----- RECORDS FOR THIS EXERCISE

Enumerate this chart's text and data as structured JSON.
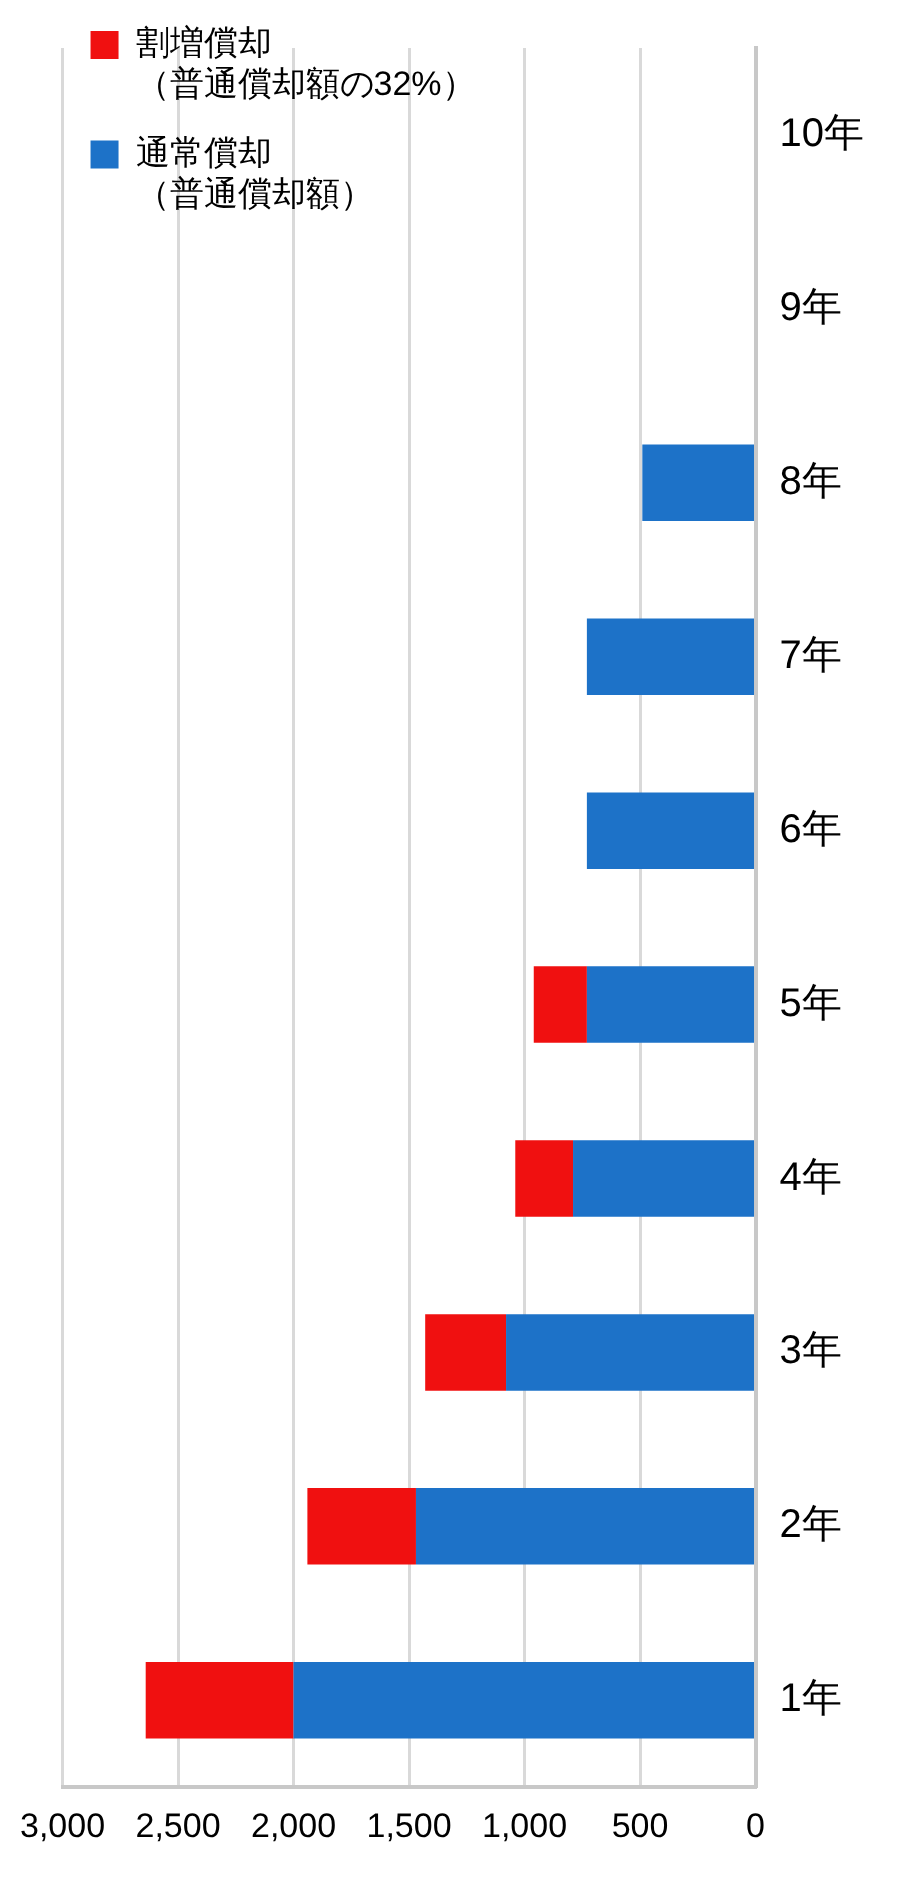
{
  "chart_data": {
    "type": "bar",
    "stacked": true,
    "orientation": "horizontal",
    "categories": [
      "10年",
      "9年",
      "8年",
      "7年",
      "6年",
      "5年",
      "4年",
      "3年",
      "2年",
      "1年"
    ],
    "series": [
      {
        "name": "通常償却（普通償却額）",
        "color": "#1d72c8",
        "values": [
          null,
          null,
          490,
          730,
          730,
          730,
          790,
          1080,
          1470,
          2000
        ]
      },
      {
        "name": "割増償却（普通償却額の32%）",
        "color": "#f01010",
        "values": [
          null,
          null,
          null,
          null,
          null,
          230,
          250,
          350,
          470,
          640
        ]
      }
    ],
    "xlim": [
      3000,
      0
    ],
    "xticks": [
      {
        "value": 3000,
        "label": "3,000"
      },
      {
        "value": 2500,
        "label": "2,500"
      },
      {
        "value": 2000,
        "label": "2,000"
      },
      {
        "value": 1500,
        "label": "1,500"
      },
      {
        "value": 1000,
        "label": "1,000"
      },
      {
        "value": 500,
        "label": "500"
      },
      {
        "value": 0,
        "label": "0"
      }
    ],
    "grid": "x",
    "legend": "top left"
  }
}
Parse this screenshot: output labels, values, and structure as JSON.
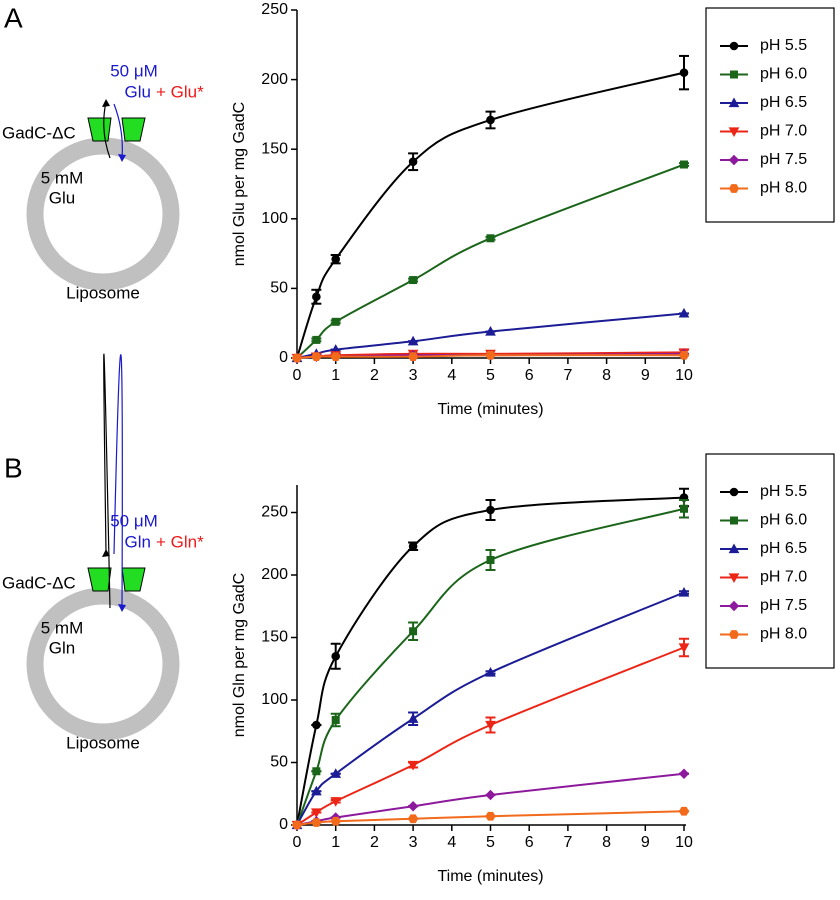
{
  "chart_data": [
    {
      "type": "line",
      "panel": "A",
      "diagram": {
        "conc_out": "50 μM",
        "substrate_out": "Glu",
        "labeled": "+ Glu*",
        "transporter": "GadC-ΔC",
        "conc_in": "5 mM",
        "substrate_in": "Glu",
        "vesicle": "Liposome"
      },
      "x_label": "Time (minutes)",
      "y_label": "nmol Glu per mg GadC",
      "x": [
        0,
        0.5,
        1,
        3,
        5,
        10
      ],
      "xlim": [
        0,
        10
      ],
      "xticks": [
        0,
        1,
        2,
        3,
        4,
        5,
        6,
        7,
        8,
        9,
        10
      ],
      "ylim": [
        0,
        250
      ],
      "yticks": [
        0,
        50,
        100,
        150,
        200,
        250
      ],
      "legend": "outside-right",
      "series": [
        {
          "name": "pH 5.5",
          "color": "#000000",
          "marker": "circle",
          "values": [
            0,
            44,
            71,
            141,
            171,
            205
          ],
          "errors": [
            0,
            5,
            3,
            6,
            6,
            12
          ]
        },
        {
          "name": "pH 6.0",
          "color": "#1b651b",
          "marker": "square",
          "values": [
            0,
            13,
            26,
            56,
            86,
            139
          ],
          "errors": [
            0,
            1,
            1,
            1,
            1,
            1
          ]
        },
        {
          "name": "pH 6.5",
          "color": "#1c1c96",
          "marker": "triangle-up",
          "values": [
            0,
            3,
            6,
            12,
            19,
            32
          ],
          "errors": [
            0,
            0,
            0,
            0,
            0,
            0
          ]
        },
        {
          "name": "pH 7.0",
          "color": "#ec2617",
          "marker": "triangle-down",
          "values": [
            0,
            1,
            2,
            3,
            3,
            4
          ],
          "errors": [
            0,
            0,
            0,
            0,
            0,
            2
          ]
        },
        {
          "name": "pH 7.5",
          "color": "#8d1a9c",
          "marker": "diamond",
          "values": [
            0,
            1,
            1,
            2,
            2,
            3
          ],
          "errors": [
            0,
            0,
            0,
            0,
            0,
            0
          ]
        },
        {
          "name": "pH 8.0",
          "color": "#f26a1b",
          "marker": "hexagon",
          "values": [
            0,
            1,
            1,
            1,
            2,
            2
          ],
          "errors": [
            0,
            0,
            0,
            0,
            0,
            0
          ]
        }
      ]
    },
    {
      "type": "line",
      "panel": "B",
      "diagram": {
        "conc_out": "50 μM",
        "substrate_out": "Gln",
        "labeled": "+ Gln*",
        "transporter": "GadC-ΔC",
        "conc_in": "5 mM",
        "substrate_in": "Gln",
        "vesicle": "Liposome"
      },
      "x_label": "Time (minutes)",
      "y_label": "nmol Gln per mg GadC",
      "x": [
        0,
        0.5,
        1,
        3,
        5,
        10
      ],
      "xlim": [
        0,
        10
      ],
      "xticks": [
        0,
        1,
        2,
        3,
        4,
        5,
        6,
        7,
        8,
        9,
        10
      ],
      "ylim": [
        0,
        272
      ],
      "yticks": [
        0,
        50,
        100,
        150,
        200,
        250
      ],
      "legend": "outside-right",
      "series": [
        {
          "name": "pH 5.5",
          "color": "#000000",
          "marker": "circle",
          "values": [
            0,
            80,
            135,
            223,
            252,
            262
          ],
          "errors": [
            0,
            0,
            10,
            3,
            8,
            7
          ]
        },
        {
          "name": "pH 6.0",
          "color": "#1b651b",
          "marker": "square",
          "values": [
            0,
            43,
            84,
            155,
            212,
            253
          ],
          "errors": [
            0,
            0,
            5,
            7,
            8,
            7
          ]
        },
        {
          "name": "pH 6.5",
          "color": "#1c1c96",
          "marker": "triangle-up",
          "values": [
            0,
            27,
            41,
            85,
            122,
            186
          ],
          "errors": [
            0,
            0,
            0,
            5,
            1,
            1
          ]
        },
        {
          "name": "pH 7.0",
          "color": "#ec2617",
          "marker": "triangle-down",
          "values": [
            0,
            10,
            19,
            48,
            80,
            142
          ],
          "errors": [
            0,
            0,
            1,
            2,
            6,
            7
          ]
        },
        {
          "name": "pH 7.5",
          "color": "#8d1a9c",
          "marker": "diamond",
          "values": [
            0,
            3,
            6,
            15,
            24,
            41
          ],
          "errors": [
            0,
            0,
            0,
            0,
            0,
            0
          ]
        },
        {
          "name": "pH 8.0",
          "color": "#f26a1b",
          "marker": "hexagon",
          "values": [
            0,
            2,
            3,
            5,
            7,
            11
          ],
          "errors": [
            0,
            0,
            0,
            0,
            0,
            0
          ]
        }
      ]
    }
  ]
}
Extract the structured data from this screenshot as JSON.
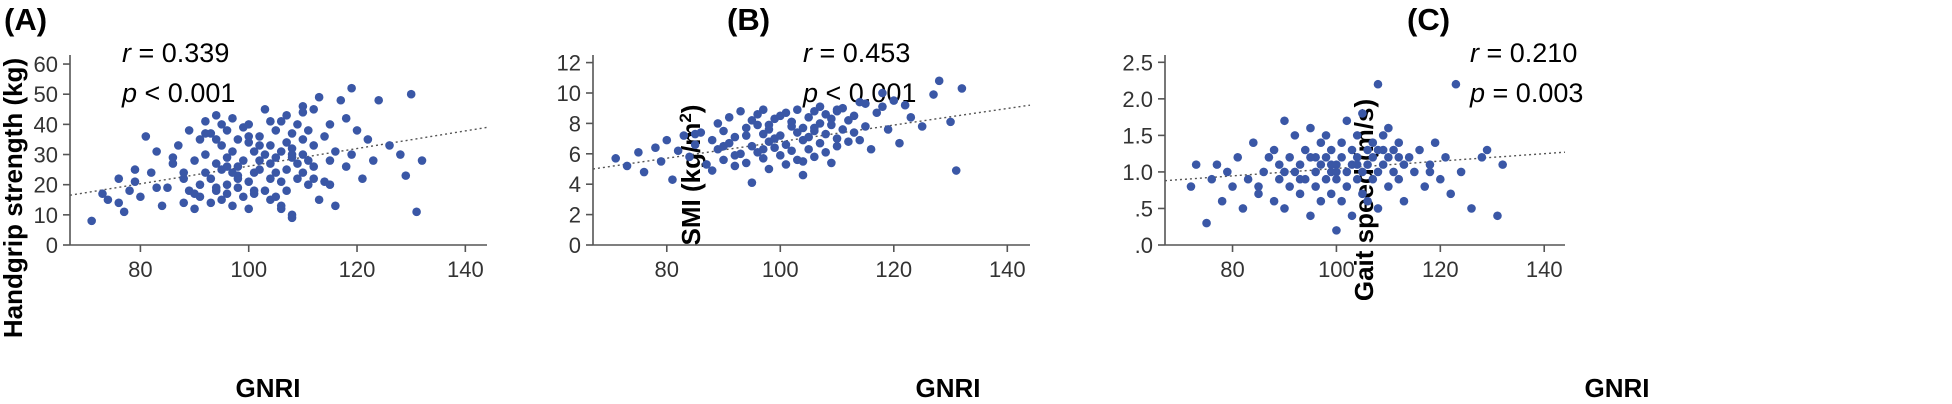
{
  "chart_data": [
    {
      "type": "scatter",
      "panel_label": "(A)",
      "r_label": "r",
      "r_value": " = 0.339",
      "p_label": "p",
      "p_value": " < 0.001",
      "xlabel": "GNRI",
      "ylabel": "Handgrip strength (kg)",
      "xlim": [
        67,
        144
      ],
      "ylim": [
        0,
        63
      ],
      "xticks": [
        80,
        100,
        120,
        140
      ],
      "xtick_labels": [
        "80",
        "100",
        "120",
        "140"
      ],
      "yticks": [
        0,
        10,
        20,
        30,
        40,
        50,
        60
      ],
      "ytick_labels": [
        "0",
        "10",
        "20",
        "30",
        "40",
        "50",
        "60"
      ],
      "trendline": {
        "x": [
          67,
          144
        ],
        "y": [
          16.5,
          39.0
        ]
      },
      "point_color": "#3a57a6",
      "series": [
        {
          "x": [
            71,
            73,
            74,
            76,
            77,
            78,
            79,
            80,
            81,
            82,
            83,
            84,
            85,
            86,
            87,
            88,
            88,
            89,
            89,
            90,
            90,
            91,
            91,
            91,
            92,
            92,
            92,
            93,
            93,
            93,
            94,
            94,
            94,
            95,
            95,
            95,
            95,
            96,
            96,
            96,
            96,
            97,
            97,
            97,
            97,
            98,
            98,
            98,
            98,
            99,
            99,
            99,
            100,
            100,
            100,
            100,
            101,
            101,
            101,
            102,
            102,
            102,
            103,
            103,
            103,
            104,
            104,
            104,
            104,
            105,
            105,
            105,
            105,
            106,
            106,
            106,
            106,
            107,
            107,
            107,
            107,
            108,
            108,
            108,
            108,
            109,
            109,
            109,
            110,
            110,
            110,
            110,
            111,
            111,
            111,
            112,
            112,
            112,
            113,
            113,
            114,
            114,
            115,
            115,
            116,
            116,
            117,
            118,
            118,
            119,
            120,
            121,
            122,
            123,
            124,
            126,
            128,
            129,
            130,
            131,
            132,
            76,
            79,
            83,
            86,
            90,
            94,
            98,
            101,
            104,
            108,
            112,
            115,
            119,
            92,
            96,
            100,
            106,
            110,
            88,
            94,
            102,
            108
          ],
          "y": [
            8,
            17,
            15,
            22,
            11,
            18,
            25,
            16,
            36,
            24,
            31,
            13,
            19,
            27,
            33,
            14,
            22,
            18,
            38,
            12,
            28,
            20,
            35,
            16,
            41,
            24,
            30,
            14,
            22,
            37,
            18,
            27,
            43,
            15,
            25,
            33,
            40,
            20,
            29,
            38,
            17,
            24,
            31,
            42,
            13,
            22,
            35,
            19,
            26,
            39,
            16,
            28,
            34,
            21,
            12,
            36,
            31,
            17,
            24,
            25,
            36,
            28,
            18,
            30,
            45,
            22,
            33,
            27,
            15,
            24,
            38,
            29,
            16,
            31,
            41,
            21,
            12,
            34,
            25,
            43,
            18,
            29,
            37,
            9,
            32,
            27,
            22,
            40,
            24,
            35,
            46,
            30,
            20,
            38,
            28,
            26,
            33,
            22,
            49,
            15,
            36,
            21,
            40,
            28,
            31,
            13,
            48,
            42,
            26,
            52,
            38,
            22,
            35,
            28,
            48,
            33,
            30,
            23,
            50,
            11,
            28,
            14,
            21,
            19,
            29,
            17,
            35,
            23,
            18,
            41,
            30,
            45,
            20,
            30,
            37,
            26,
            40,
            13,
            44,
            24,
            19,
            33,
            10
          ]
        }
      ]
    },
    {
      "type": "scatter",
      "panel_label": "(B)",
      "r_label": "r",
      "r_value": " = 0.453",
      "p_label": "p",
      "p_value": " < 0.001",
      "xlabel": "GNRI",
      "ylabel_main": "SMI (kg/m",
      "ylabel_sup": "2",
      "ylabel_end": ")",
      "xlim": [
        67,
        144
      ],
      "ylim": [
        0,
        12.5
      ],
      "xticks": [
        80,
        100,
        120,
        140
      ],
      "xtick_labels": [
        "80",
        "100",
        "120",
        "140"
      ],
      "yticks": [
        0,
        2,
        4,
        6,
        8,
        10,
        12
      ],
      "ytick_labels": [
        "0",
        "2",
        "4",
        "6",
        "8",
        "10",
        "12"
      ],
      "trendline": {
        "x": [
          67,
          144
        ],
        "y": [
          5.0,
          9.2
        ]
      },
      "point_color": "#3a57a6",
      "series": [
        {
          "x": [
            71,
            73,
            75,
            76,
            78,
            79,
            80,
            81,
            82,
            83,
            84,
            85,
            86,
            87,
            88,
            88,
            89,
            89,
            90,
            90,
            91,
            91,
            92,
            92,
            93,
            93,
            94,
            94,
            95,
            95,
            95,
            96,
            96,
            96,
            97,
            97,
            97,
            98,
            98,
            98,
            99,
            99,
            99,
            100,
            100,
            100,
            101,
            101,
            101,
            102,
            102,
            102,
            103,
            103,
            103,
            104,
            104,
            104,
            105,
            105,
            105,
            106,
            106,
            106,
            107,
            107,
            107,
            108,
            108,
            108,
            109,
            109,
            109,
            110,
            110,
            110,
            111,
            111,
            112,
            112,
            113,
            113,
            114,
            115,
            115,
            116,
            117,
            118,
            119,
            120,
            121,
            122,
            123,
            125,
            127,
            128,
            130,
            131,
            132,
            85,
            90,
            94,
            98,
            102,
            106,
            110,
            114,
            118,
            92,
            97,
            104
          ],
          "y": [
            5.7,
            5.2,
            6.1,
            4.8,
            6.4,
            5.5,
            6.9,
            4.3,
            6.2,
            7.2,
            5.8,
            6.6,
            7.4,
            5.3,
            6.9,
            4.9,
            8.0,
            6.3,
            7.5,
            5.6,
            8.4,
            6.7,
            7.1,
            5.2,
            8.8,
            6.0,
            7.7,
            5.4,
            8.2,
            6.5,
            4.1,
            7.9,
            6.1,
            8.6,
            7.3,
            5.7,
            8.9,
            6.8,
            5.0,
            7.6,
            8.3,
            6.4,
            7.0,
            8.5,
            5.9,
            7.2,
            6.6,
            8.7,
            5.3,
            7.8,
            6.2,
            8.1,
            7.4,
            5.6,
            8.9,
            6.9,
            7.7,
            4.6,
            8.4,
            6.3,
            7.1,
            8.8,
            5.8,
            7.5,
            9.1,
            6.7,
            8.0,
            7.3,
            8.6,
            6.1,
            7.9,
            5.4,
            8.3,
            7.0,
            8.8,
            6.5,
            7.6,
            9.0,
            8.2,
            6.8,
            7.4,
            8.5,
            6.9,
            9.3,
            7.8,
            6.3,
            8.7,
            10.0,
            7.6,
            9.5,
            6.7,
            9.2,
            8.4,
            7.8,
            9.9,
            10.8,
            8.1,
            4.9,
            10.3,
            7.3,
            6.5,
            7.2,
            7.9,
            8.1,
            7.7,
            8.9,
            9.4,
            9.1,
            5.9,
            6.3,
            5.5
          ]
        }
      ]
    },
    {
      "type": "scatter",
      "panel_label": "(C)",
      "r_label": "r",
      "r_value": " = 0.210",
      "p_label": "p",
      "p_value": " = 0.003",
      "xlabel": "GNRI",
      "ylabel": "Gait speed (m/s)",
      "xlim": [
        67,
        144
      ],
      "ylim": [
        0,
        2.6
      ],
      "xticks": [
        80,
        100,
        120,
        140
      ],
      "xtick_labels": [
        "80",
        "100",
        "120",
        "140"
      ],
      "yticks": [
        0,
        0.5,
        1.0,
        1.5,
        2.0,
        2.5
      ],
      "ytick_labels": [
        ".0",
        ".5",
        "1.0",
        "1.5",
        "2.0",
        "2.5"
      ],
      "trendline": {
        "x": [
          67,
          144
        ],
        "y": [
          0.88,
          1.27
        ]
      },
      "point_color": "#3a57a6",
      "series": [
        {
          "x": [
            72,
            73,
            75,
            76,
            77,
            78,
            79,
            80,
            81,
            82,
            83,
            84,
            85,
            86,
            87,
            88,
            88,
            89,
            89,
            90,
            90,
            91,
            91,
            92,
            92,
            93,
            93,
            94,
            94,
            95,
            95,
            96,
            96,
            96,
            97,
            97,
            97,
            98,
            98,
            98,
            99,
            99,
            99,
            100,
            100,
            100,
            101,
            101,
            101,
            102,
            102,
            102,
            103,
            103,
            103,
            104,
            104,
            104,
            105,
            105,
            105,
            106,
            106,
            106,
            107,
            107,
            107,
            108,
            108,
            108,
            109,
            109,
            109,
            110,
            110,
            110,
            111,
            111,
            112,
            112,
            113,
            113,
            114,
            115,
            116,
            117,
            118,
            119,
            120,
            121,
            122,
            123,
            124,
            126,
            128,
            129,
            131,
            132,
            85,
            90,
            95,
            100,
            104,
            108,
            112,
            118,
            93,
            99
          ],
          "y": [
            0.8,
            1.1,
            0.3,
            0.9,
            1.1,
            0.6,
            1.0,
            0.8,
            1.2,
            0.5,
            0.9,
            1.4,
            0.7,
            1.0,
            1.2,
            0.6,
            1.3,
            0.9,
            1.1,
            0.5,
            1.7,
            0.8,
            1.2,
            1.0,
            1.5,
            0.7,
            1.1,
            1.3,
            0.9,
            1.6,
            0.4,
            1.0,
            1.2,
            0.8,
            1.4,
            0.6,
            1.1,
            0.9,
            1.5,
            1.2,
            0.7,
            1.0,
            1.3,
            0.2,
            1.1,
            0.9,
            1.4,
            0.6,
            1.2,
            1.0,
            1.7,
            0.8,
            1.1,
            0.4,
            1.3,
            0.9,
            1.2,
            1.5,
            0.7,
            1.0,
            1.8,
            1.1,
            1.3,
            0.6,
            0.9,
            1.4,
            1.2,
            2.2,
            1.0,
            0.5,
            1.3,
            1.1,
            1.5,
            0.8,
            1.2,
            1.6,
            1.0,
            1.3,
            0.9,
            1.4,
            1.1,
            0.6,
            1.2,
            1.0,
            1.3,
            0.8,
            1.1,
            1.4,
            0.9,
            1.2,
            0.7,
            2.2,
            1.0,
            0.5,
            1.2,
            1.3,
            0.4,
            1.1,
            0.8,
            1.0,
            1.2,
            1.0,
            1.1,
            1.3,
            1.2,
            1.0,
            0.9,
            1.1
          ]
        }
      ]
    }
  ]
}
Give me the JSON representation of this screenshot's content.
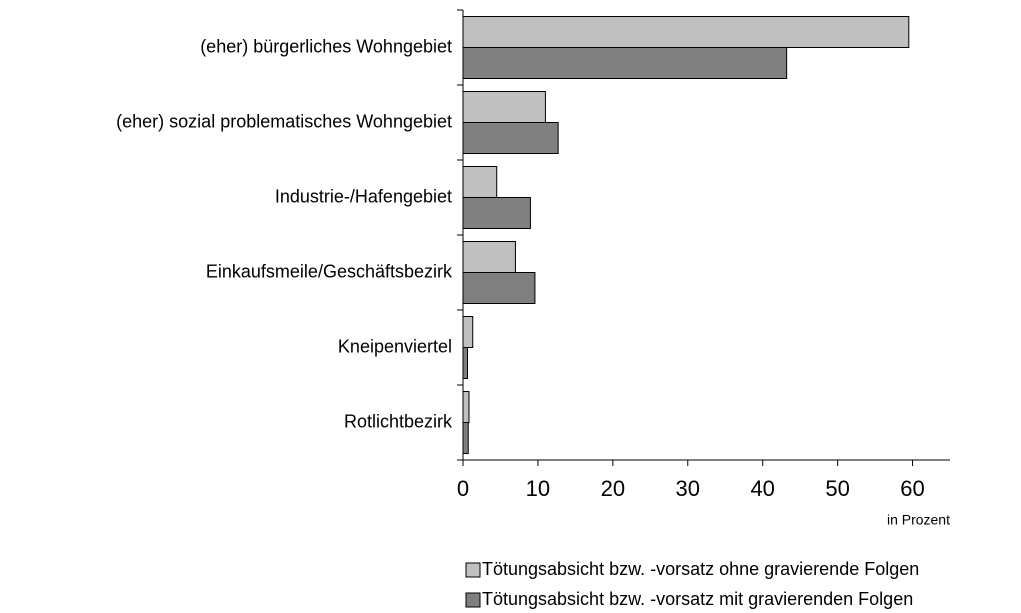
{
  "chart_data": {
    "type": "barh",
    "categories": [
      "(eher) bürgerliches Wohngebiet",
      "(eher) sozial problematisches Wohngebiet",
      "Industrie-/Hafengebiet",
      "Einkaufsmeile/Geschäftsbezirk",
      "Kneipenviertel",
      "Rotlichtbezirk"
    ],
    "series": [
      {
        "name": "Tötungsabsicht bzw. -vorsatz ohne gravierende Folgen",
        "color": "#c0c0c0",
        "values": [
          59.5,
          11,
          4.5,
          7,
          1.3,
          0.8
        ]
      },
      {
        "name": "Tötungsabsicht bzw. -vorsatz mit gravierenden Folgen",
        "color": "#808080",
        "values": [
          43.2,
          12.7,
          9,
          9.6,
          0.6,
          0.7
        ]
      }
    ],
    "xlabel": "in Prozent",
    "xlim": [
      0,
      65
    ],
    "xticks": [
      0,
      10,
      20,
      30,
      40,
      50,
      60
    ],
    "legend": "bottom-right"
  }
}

----------

AIM: Go to the line containing "Give me the" and set it down, along with every later line through the last one, exactly as written and without the pictures.

WORKED ANSWER:
Give me the JSON representation of this screenshot's content.
{
  "chart_data": {
    "type": "barh",
    "categories": [
      "(eher) bürgerliches Wohngebiet",
      "(eher) sozial problematisches Wohngebiet",
      "Industrie-/Hafengebiet",
      "Einkaufsmeile/Geschäftsbezirk",
      "Kneipenviertel",
      "Rotlichtbezirk"
    ],
    "series": [
      {
        "name": "Tötungsabsicht bzw. -vorsatz ohne gravierende Folgen",
        "color": "#c0c0c0",
        "values": [
          59.5,
          11,
          4.5,
          7,
          1.3,
          0.8
        ]
      },
      {
        "name": "Tötungsabsicht bzw. -vorsatz mit gravierenden Folgen",
        "color": "#808080",
        "values": [
          43.2,
          12.7,
          9,
          9.6,
          0.6,
          0.7
        ]
      }
    ],
    "xlabel": "in Prozent",
    "xlim": [
      0,
      65
    ],
    "xticks": [
      0,
      10,
      20,
      30,
      40,
      50,
      60
    ],
    "legend": "bottom-right"
  }
}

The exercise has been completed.